Entries:
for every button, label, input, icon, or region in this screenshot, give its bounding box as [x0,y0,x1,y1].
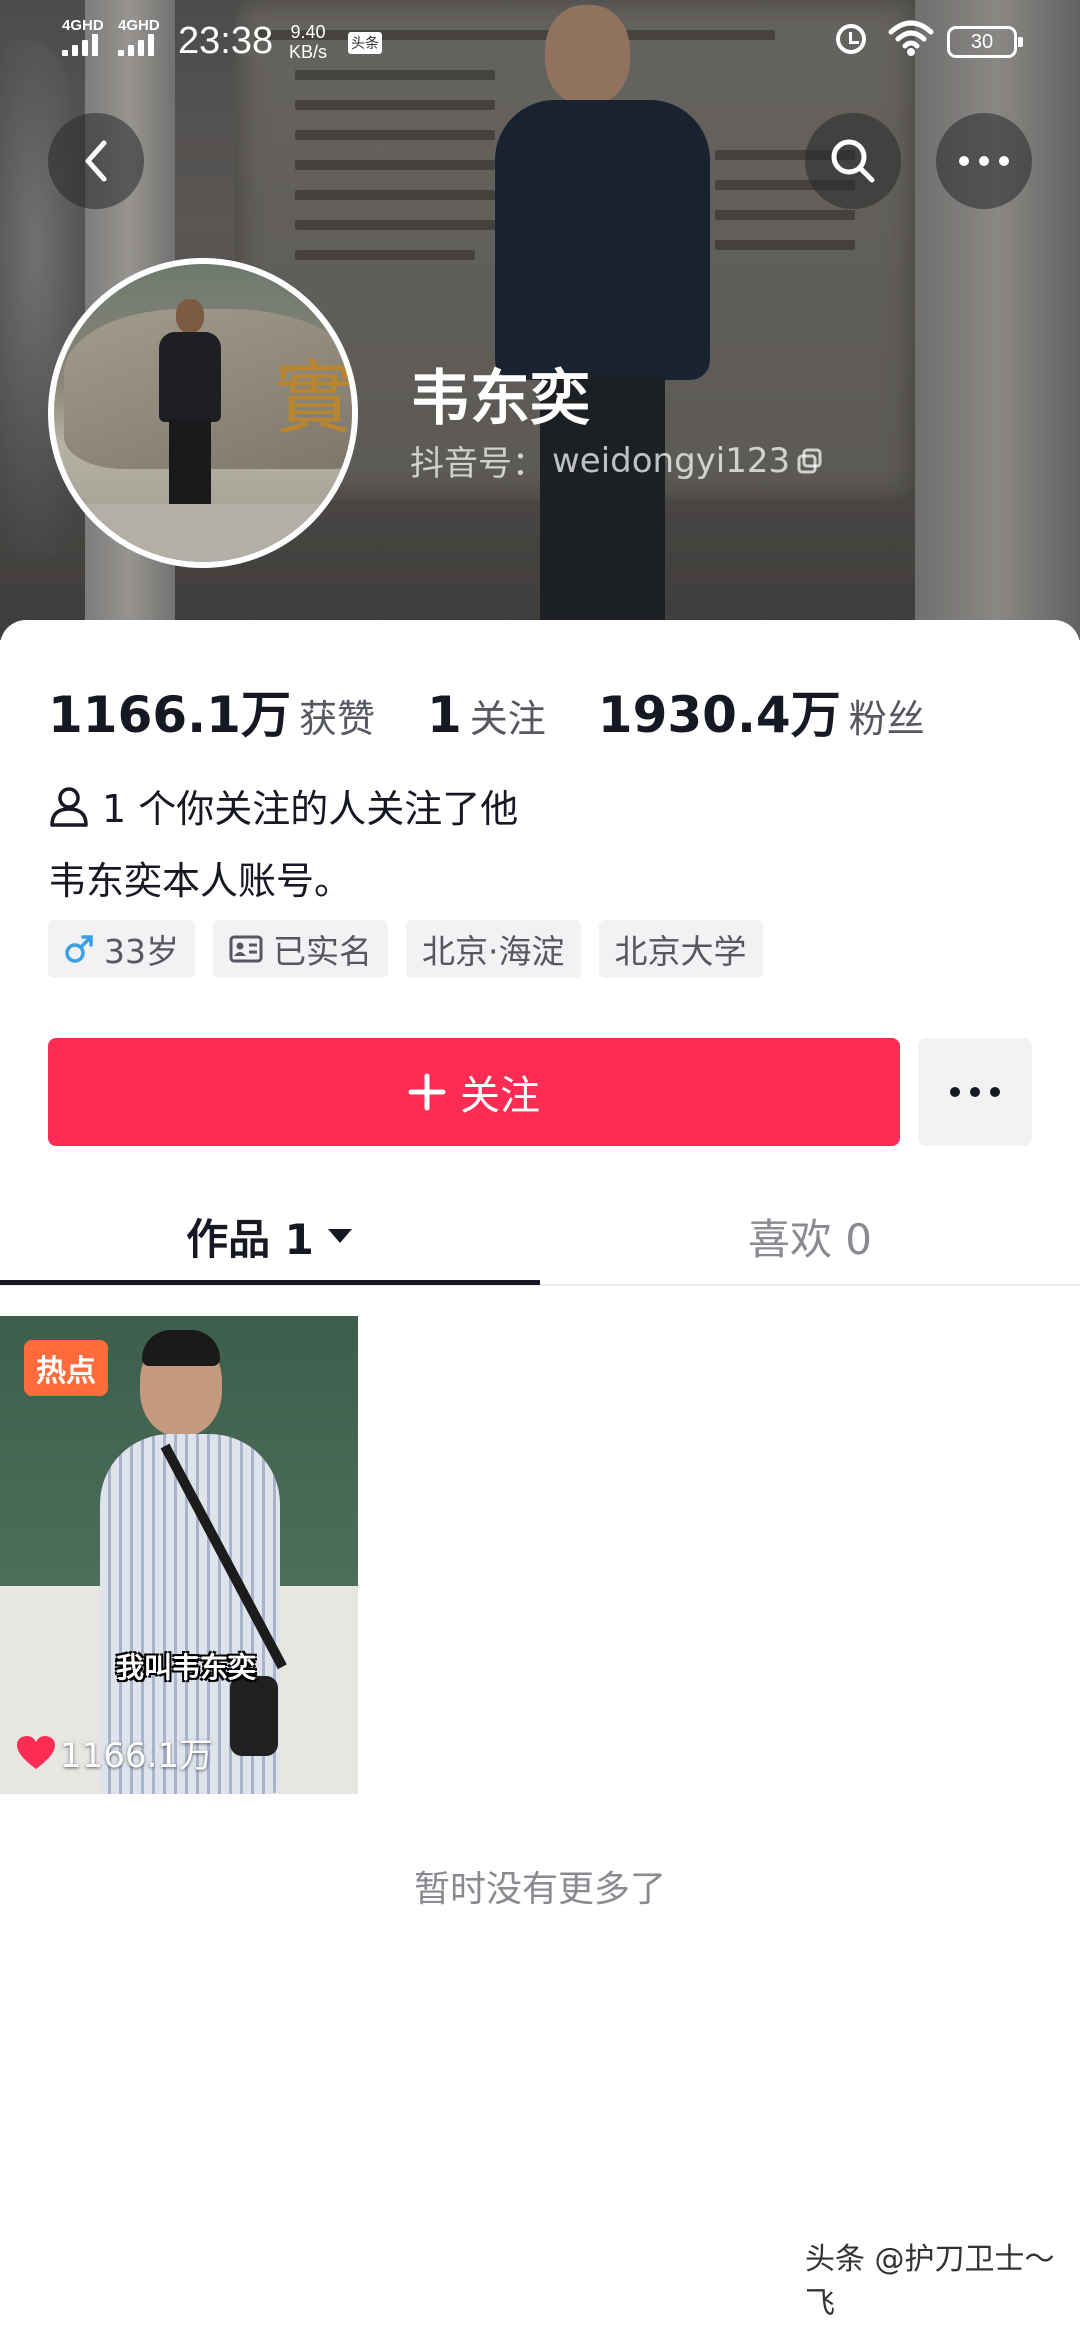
sim2-label: 4GHD [118,17,160,34]
net-speed: 9.40 KB/s [289,22,327,62]
more-dots-icon [950,1087,1000,1097]
likes-label: 获赞 [298,697,375,741]
tag-age-text: 33岁 [104,932,179,971]
douyin-id-label: 抖音号： [410,444,546,484]
avatar[interactable]: 實 [48,258,358,568]
tag-location: 北京·海淀 [406,920,581,978]
tag-location-text: 北京·海淀 [422,932,565,971]
no-more-text: 暂时没有更多了 [413,1869,666,1910]
tab-likes-label: 喜欢 0 [747,1214,873,1264]
content-tabs: 作品 1 喜欢 0 [0,1188,1080,1286]
profile-sheet: 1166.1万 获赞 1 关注 1930.4万 粉丝 1 个你关注的人关注了他 … [0,620,1080,2340]
followers-count[interactable]: 1930.4万 [598,675,841,747]
chevron-left-icon [85,140,107,182]
likes-count: 1166.1万 [48,686,291,744]
tab-likes[interactable]: 喜欢 0 [540,1188,1080,1284]
plus-icon [408,1073,446,1111]
clock: 23:38 [178,20,274,62]
more-options-button[interactable] [936,113,1032,209]
bio: 韦东奕本人账号。 [48,859,353,903]
profile-more-button[interactable] [918,1038,1032,1146]
search-icon [831,139,875,183]
battery-icon: 30 [947,26,1023,58]
tab-works-label: 作品 1 [186,1214,314,1264]
battery-level: 30 [970,31,994,53]
more-dots-icon [959,156,1009,166]
copy-icon[interactable] [796,447,824,475]
video-like-count: 1166.1万 [16,1728,213,1777]
sim1-label: 4GHD [62,17,104,34]
status-bar: 4GHD 4GHD 23:38 9.40 KB/s 头条 30 [0,0,1080,84]
net-speed-value: 9.40 [290,22,326,42]
tab-works[interactable]: 作品 1 [0,1188,540,1284]
active-tab-indicator [0,1280,540,1285]
toutiao-notification-icon: 头条 [348,32,382,54]
mutual-follow[interactable]: 1 个你关注的人关注了他 [48,778,518,833]
profile-name: 韦东奕 [410,364,590,434]
following-count[interactable]: 1 [427,686,462,744]
tag-verified-text: 已实名 [273,932,372,971]
alarm-icon [836,24,866,54]
person-icon [50,786,88,827]
tag-gender-age: 33岁 [48,920,195,978]
following-label[interactable]: 关注 [470,688,546,743]
mutual-follow-text: 1 个你关注的人关注了他 [102,787,519,831]
wifi-icon [888,20,934,56]
tag-school: 北京大学 [598,920,763,978]
watermark: 头条 @护刀卫士～飞 [805,2242,1055,2321]
net-speed-unit: KB/s [289,42,328,62]
heart-icon [17,1735,55,1769]
douyin-id-value: weidongyi123 [552,440,791,481]
signal-icon [118,34,166,56]
tag-school-text: 北京大学 [614,932,747,971]
stats-row: 1166.1万 获赞 1 关注 1930.4万 粉丝 [48,675,925,747]
id-card-icon [229,935,263,963]
follow-button-label: 关注 [460,1073,540,1119]
video-caption: 我叫韦东奕 [116,1651,257,1684]
tag-verified: 已实名 [213,920,388,978]
search-button[interactable] [805,113,901,209]
follow-button[interactable]: 关注 [48,1038,900,1146]
male-icon [65,935,93,963]
back-button[interactable] [48,113,144,209]
video-thumbnail[interactable]: 热点 我叫韦东奕 1166.1万 [0,1316,358,1794]
caret-down-icon [327,1229,352,1243]
video-like-count-text: 1166.1万 [60,1736,213,1776]
signal-icon [62,34,110,56]
profile-tags: 33岁 已实名 北京·海淀 北京大学 [48,920,763,978]
douyin-id[interactable]: 抖音号： weidongyi123 [410,436,824,485]
followers-label[interactable]: 粉丝 [849,688,925,743]
hot-badge: 热点 [24,1340,108,1396]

Given task: Extract every line of the listing above verbatim, first to last, leaving out the picture.

Finished task:
for every button, label, input, icon, or region in this screenshot, give its bounding box as [x0,y0,x1,y1].
sim2-label: 4GHD [118,17,160,34]
net-speed: 9.40 KB/s [289,22,327,62]
more-dots-icon [950,1087,1000,1097]
likes-label: 获赞 [298,697,375,741]
tag-age-text: 33岁 [104,932,179,971]
douyin-id-label: 抖音号： [410,444,546,484]
avatar[interactable]: 實 [48,258,358,568]
tag-location: 北京·海淀 [406,920,581,978]
tag-location-text: 北京·海淀 [422,932,565,971]
no-more-text: 暂时没有更多了 [413,1869,666,1910]
tab-likes-label: 喜欢 0 [747,1214,873,1264]
content-tabs: 作品 1 喜欢 0 [0,1188,1080,1286]
profile-sheet: 1166.1万 获赞 1 关注 1930.4万 粉丝 1 个你关注的人关注了他 … [0,620,1080,2340]
followers-count[interactable]: 1930.4万 [598,675,841,747]
chevron-left-icon [85,140,107,182]
likes-count: 1166.1万 [48,686,291,744]
tab-likes[interactable]: 喜欢 0 [540,1188,1080,1284]
plus-icon [408,1073,446,1111]
clock: 23:38 [178,20,274,62]
more-options-button[interactable] [936,113,1032,209]
bio: 韦东奕本人账号。 [48,859,353,903]
profile-more-button[interactable] [918,1038,1032,1146]
search-icon [831,139,875,183]
battery-icon: 30 [947,26,1023,58]
tab-works-label: 作品 1 [186,1214,314,1264]
battery-level: 30 [970,31,994,53]
more-dots-icon [959,156,1009,166]
copy-icon[interactable] [796,447,824,475]
video-like-count: 1166.1万 [16,1728,213,1777]
sim1-label: 4GHD [62,17,104,34]
status-bar: 4GHD 4GHD 23:38 9.40 KB/s 头条 30 [0,0,1080,84]
net-speed-value: 9.40 [290,22,326,42]
tab-works[interactable]: 作品 1 [0,1188,540,1284]
active-tab-indicator [0,1280,540,1285]
toutiao-notification-icon: 头条 [348,32,382,54]
mutual-follow[interactable]: 1 个你关注的人关注了他 [48,778,518,833]
profile-name: 韦东奕 [410,364,590,434]
following-count[interactable]: 1 [427,686,462,744]
tag-verified-text: 已实名 [273,932,372,971]
alarm-icon [836,24,866,54]
person-icon [50,786,88,827]
tag-gender-age: 33岁 [48,920,195,978]
following-label[interactable]: 关注 [470,688,546,743]
mutual-follow-text: 1 个你关注的人关注了他 [102,787,519,831]
wifi-icon [888,20,934,56]
tag-school: 北京大学 [598,920,763,978]
watermark: 头条 @护刀卫士～飞 [805,2242,1055,2321]
net-speed-unit: KB/s [289,42,328,62]
heart-icon [17,1735,55,1769]
douyin-id-value: weidongyi123 [552,440,791,481]
signal-icon [118,34,166,56]
tag-school-text: 北京大学 [614,932,747,971]
stats-row: 1166.1万 获赞 1 关注 1930.4万 粉丝 [48,675,925,747]
id-card-icon [229,935,263,963]
follow-button-label: 关注 [460,1073,540,1119]
video-caption: 我叫韦东奕 [116,1651,257,1684]
tag-verified: 已实名 [213,920,388,978]
search-button[interactable] [805,113,901,209]
follow-button[interactable]: 关注 [48,1038,900,1146]
male-icon [65,935,93,963]
back-button[interactable] [48,113,144,209]
video-thumbnail[interactable]: 热点 我叫韦东奕 1166.1万 [0,1316,358,1794]
caret-down-icon [327,1229,352,1243]
video-like-count-text: 1166.1万 [60,1736,213,1776]
signal-icon [62,34,110,56]
profile-tags: 33岁 已实名 北京·海淀 北京大学 [48,920,763,978]
douyin-id[interactable]: 抖音号： weidongyi123 [410,436,824,485]
followers-label[interactable]: 粉丝 [849,688,925,743]
hot-badge: 热点 [24,1340,108,1396]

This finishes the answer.